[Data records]
+++
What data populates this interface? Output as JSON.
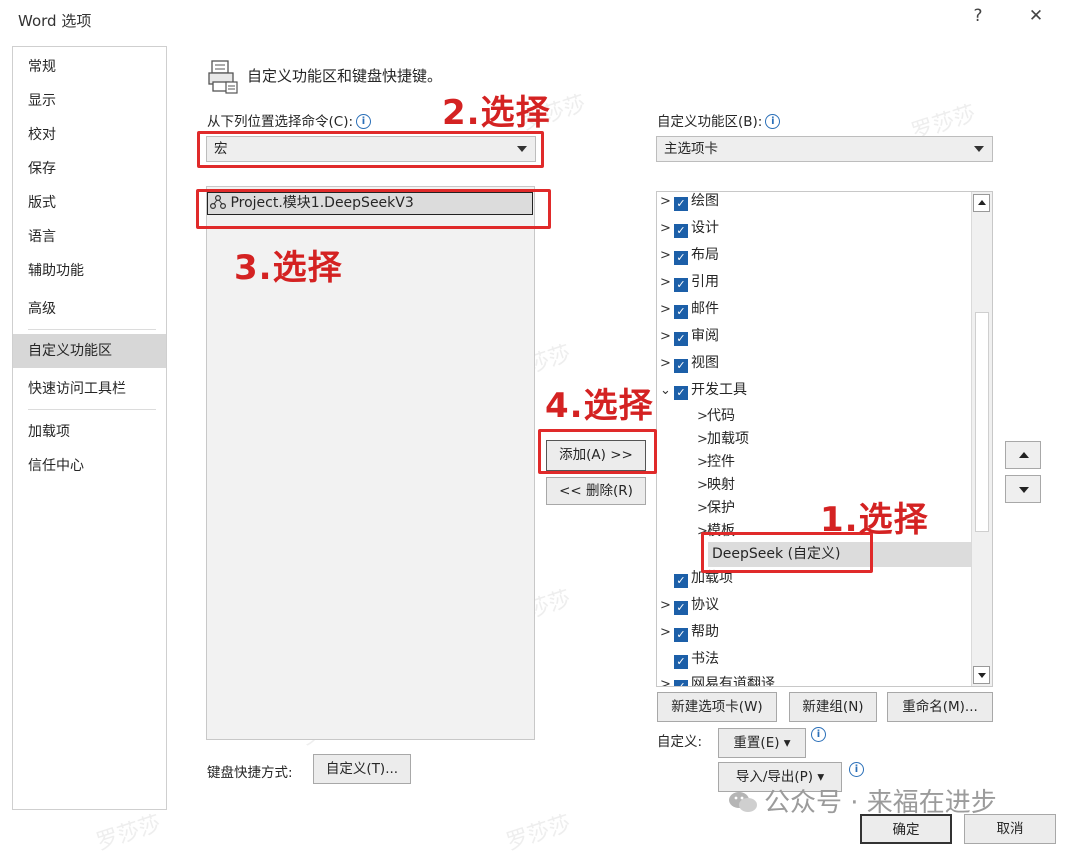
{
  "window": {
    "title": "Word 选项",
    "help": "?",
    "close": "✕"
  },
  "sidebar": {
    "items": [
      {
        "label": "常规"
      },
      {
        "label": "显示"
      },
      {
        "label": "校对"
      },
      {
        "label": "保存"
      },
      {
        "label": "版式"
      },
      {
        "label": "语言"
      },
      {
        "label": "辅助功能"
      },
      {
        "label": "高级"
      },
      {
        "label": "自定义功能区"
      },
      {
        "label": "快速访问工具栏"
      },
      {
        "label": "加载项"
      },
      {
        "label": "信任中心"
      }
    ],
    "selected": "自定义功能区"
  },
  "main": {
    "header": "自定义功能区和键盘快捷键。",
    "commands_from": {
      "label": "从下列位置选择命令(C):",
      "value": "宏"
    },
    "commands_list": [
      {
        "label": "Project.模块1.DeepSeekV3"
      }
    ],
    "customize_ribbon": {
      "label": "自定义功能区(B):",
      "value": "主选项卡"
    },
    "tabs": [
      {
        "label": "绘图"
      },
      {
        "label": "设计"
      },
      {
        "label": "布局"
      },
      {
        "label": "引用"
      },
      {
        "label": "邮件"
      },
      {
        "label": "审阅"
      },
      {
        "label": "视图"
      },
      {
        "label": "开发工具"
      },
      {
        "label": "代码"
      },
      {
        "label": "加载项"
      },
      {
        "label": "控件"
      },
      {
        "label": "映射"
      },
      {
        "label": "保护"
      },
      {
        "label": "模板"
      },
      {
        "label": "DeepSeek (自定义)"
      },
      {
        "label": "加载项"
      },
      {
        "label": "协议"
      },
      {
        "label": "帮助"
      },
      {
        "label": "书法"
      },
      {
        "label": "网易有道翻译"
      }
    ],
    "add_button": "添加(A) >>",
    "remove_button": "<< 删除(R)",
    "new_tab_button": "新建选项卡(W)",
    "new_group_button": "新建组(N)",
    "rename_button": "重命名(M)...",
    "customizations_label": "自定义:",
    "reset_button": "重置(E) ▾",
    "import_export_button": "导入/导出(P) ▾",
    "keyboard_label": "键盘快捷方式:",
    "keyboard_button": "自定义(T)...",
    "ok_button": "确定",
    "cancel_button": "取消"
  },
  "annotations": {
    "step1": "1.选择",
    "step2": "2.选择",
    "step3": "3.选择",
    "step4": "4.选择",
    "color": "#e02a2a"
  },
  "watermark": {
    "text": "罗莎莎",
    "wechat": "公众号 · 来福在进步"
  },
  "colors": {
    "checkbox": "#1c5fa8",
    "selection": "#dcdcdc",
    "annotation": "#e02a2a"
  }
}
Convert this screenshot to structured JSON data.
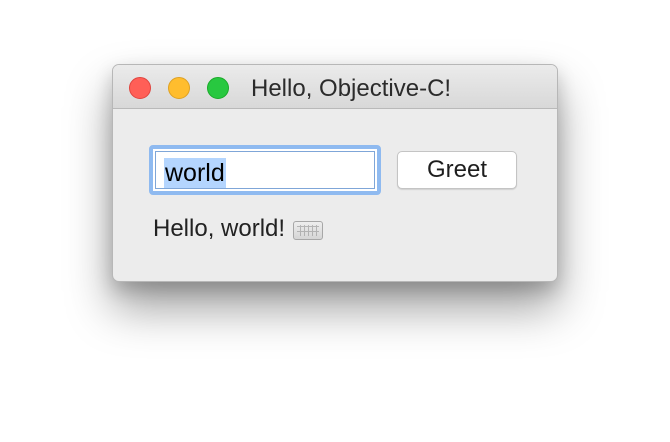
{
  "window": {
    "title": "Hello, Objective-C!",
    "controls": {
      "close": "close-button",
      "minimize": "minimize-button",
      "zoom": "zoom-button"
    }
  },
  "form": {
    "name_value": "world",
    "greet_label": "Greet",
    "result_text": "Hello, world!",
    "result_icon": "keyboard-icon"
  },
  "colors": {
    "close": "#ff5f57",
    "minimize": "#ffbd2e",
    "zoom": "#28c840",
    "selection": "#b4d5fe",
    "focus_ring": "#8fbaf0"
  }
}
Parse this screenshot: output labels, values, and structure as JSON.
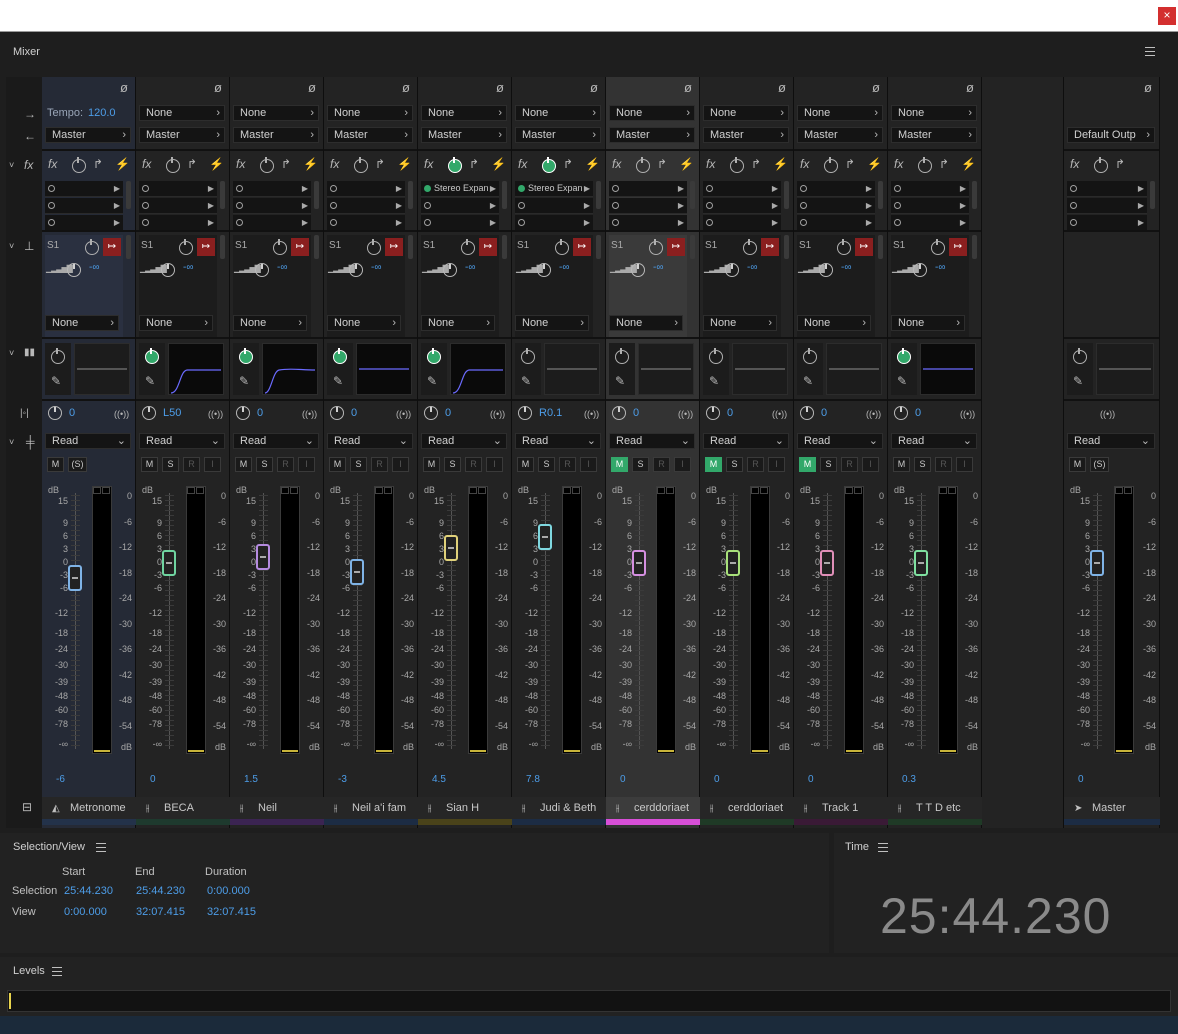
{
  "window": {
    "close_label": "×"
  },
  "mixer_panel": {
    "title": "Mixer"
  },
  "metronome": {
    "tempo_label": "Tempo:",
    "tempo_value": "120.0",
    "output": "Master"
  },
  "common": {
    "send_label": "S1",
    "send_level": "-∞",
    "automation_mode": "Read",
    "none": "None",
    "master": "Master",
    "mute": "M",
    "solo": "S",
    "solo_safe": "(S)",
    "record": "R",
    "input": "I",
    "scale_db": "dB",
    "left_scale": [
      "15",
      "9",
      "6",
      "3",
      "0",
      "-3",
      "-6",
      "-12",
      "-18",
      "-24",
      "-30",
      "-39",
      "-48",
      "-60",
      "-78",
      "-∞"
    ],
    "right_scale": [
      "0",
      "-6",
      "-12",
      "-18",
      "-24",
      "-30",
      "-36",
      "-42",
      "-48",
      "-54",
      "dB"
    ]
  },
  "tracks": [
    {
      "name": "Metronome",
      "input": "",
      "output": "Master",
      "fx": [
        "",
        "",
        ""
      ],
      "pan": "0",
      "volume": "-6",
      "fader_db": -3.5,
      "send_dest": "None",
      "color": "#23324a",
      "mute_on": false,
      "has_rec": false,
      "eq_on": false,
      "selected": false
    },
    {
      "name": "BECA",
      "input": "None",
      "output": "Master",
      "fx": [
        "",
        "",
        ""
      ],
      "pan": "L50",
      "volume": "0",
      "fader_db": 0,
      "send_dest": "None",
      "color": "#1e3a2e",
      "mute_on": false,
      "has_rec": true,
      "eq_on": true,
      "selected": false
    },
    {
      "name": "Neil",
      "input": "None",
      "output": "Master",
      "fx": [
        "",
        "",
        ""
      ],
      "pan": "0",
      "volume": "1.5",
      "fader_db": 1.5,
      "send_dest": "None",
      "color": "#3b2452",
      "mute_on": false,
      "has_rec": true,
      "eq_on": true,
      "selected": false
    },
    {
      "name": "Neil a'i fam",
      "input": "None",
      "output": "Master",
      "fx": [
        "",
        "",
        ""
      ],
      "pan": "0",
      "volume": "-3",
      "fader_db": -2,
      "send_dest": "None",
      "color": "#1c2c44",
      "mute_on": false,
      "has_rec": true,
      "eq_on": true,
      "selected": false
    },
    {
      "name": "Sian H",
      "input": "None",
      "output": "Master",
      "fx": [
        "Stereo Expan",
        "",
        ""
      ],
      "pan": "0",
      "volume": "4.5",
      "fader_db": 3.5,
      "send_dest": "None",
      "color": "#4a431a",
      "mute_on": false,
      "has_rec": true,
      "eq_on": true,
      "selected": false
    },
    {
      "name": "Judi & Beth",
      "input": "None",
      "output": "Master",
      "fx": [
        "Stereo Expan",
        "",
        ""
      ],
      "pan": "R0.1",
      "volume": "7.8",
      "fader_db": 6,
      "send_dest": "None",
      "color": "#1c2c44",
      "mute_on": false,
      "has_rec": true,
      "eq_on": false,
      "selected": false
    },
    {
      "name": "cerddoriaet",
      "input": "None",
      "output": "Master",
      "fx": [
        "",
        "",
        ""
      ],
      "pan": "0",
      "volume": "0",
      "fader_db": 0,
      "send_dest": "None",
      "color": "#d84fd8",
      "mute_on": true,
      "has_rec": true,
      "eq_on": false,
      "selected": true
    },
    {
      "name": "cerddoriaet",
      "input": "None",
      "output": "Master",
      "fx": [
        "",
        "",
        ""
      ],
      "pan": "0",
      "volume": "0",
      "fader_db": 0,
      "send_dest": "None",
      "color": "#1f3a26",
      "mute_on": true,
      "has_rec": true,
      "eq_on": false,
      "selected": false
    },
    {
      "name": "Track 1",
      "input": "None",
      "output": "Master",
      "fx": [
        "",
        "",
        ""
      ],
      "pan": "0",
      "volume": "0",
      "fader_db": 0,
      "send_dest": "None",
      "color": "#3a1a36",
      "mute_on": true,
      "has_rec": true,
      "eq_on": false,
      "selected": false
    },
    {
      "name": "T T D etc",
      "input": "None",
      "output": "Master",
      "fx": [
        "",
        "",
        ""
      ],
      "pan": "0",
      "volume": "0.3",
      "fader_db": 0,
      "send_dest": "None",
      "color": "#1f3a26",
      "mute_on": false,
      "has_rec": true,
      "eq_on": true,
      "selected": false
    }
  ],
  "master": {
    "name": "Master",
    "output": "Default Outp",
    "volume": "0",
    "fader_db": 0,
    "color": "#1c2c44"
  },
  "selection_view": {
    "title": "Selection/View",
    "col_start": "Start",
    "col_end": "End",
    "col_duration": "Duration",
    "selection_label": "Selection",
    "view_label": "View",
    "selection_start": "25:44.230",
    "selection_end": "25:44.230",
    "selection_duration": "0:00.000",
    "view_start": "0:00.000",
    "view_end": "32:07.415",
    "view_duration": "32:07.415"
  },
  "time_panel": {
    "title": "Time",
    "value": "25:44.230"
  },
  "levels_panel": {
    "title": "Levels"
  }
}
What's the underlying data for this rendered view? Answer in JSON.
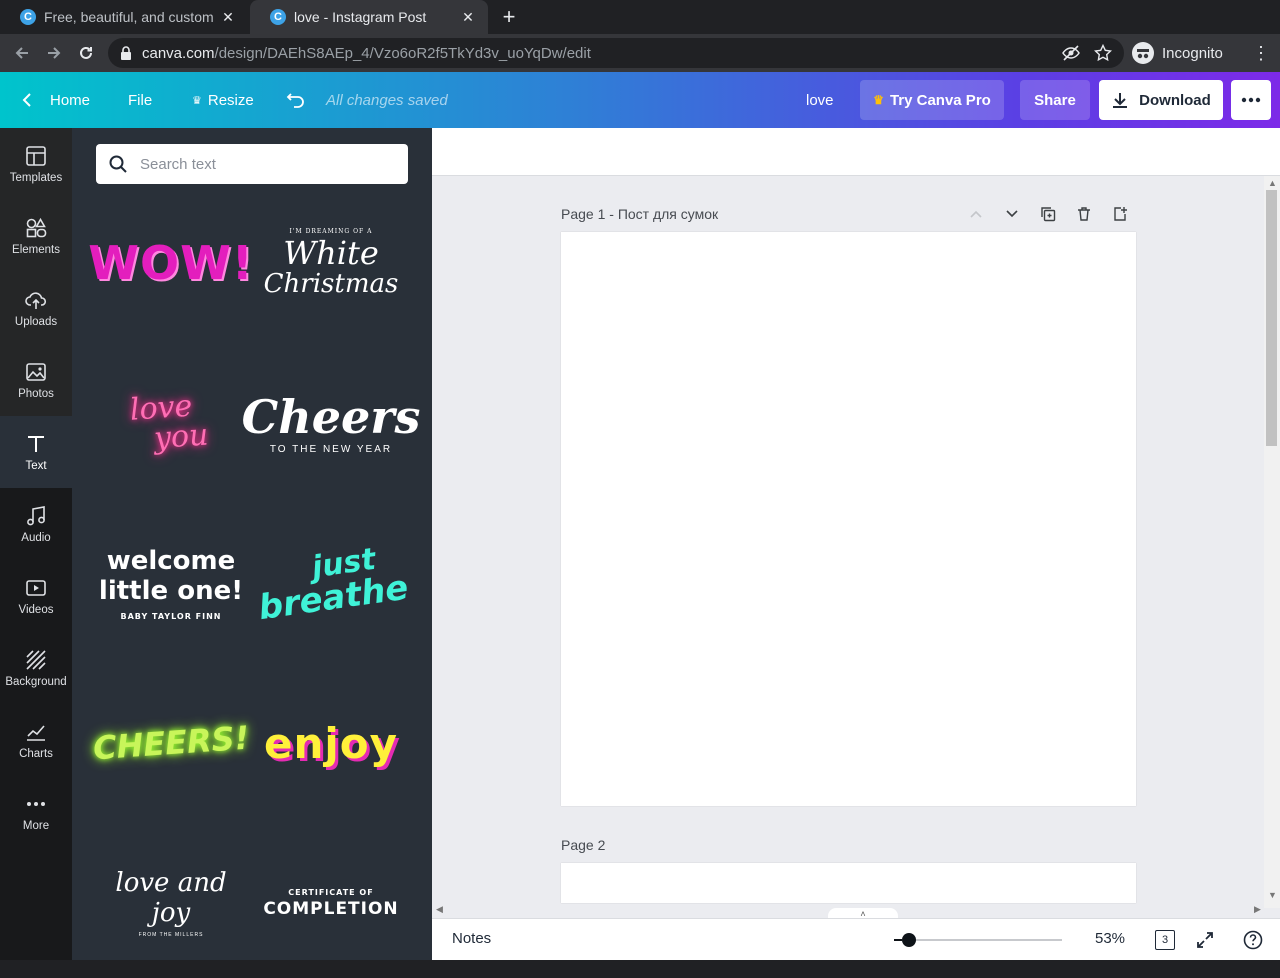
{
  "browser": {
    "tabs": [
      {
        "title": "Free, beautiful, and custom",
        "favicon": "C"
      },
      {
        "title": "love - Instagram Post",
        "favicon": "C"
      }
    ],
    "url_host": "canva.com",
    "url_path": "/design/DAEhS8AEp_4/Vzo6oR2f5TkYd3v_uoYqDw/edit",
    "profile": "Incognito"
  },
  "header": {
    "home": "Home",
    "file": "File",
    "resize": "Resize",
    "saved": "All changes saved",
    "design_title": "love",
    "try_pro": "Try Canva Pro",
    "share": "Share",
    "download": "Download"
  },
  "rail": [
    {
      "label": "Templates",
      "icon": "templates-icon"
    },
    {
      "label": "Elements",
      "icon": "elements-icon"
    },
    {
      "label": "Uploads",
      "icon": "uploads-icon"
    },
    {
      "label": "Photos",
      "icon": "photos-icon"
    },
    {
      "label": "Text",
      "icon": "text-icon"
    },
    {
      "label": "Audio",
      "icon": "audio-icon"
    },
    {
      "label": "Videos",
      "icon": "videos-icon"
    },
    {
      "label": "Background",
      "icon": "background-icon"
    },
    {
      "label": "Charts",
      "icon": "charts-icon"
    },
    {
      "label": "More",
      "icon": "more-icon"
    }
  ],
  "panel": {
    "search_placeholder": "Search text",
    "text_styles": {
      "wow": "WOW!",
      "white_top": "I'M DREAMING OF A",
      "white_1": "White",
      "white_2": "Christmas",
      "love_1": "love",
      "love_2": "you",
      "cheers": "Cheers",
      "cheers_sub": "TO THE NEW YEAR",
      "welcome_1": "welcome",
      "welcome_2": "little one!",
      "welcome_sub": "BABY TAYLOR FINN",
      "breathe_1": "just",
      "breathe_2": "breathe",
      "cheers_neon": "CHEERS!",
      "enjoy": "enjoy",
      "lovejoy": "love and joy",
      "lovejoy_sub": "FROM THE MILLERS",
      "cert_top": "CERTIFICATE OF",
      "cert_main": "COMPLETION"
    }
  },
  "editor": {
    "page1_label": "Page 1 - Пост для сумок",
    "page2_label": "Page 2",
    "notes": "Notes",
    "zoom": "53%",
    "page_count": "3"
  },
  "colors": {
    "gradient_start": "#00c4cc",
    "gradient_end": "#7d2ae8",
    "panel_bg": "#293039",
    "rail_bg": "#18191b"
  }
}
+++
Request.
Copy every line from the entries that contains the word "minimize".

In response.
      "minimize": "minimize-button",
    "minimize": "#ffbd2e",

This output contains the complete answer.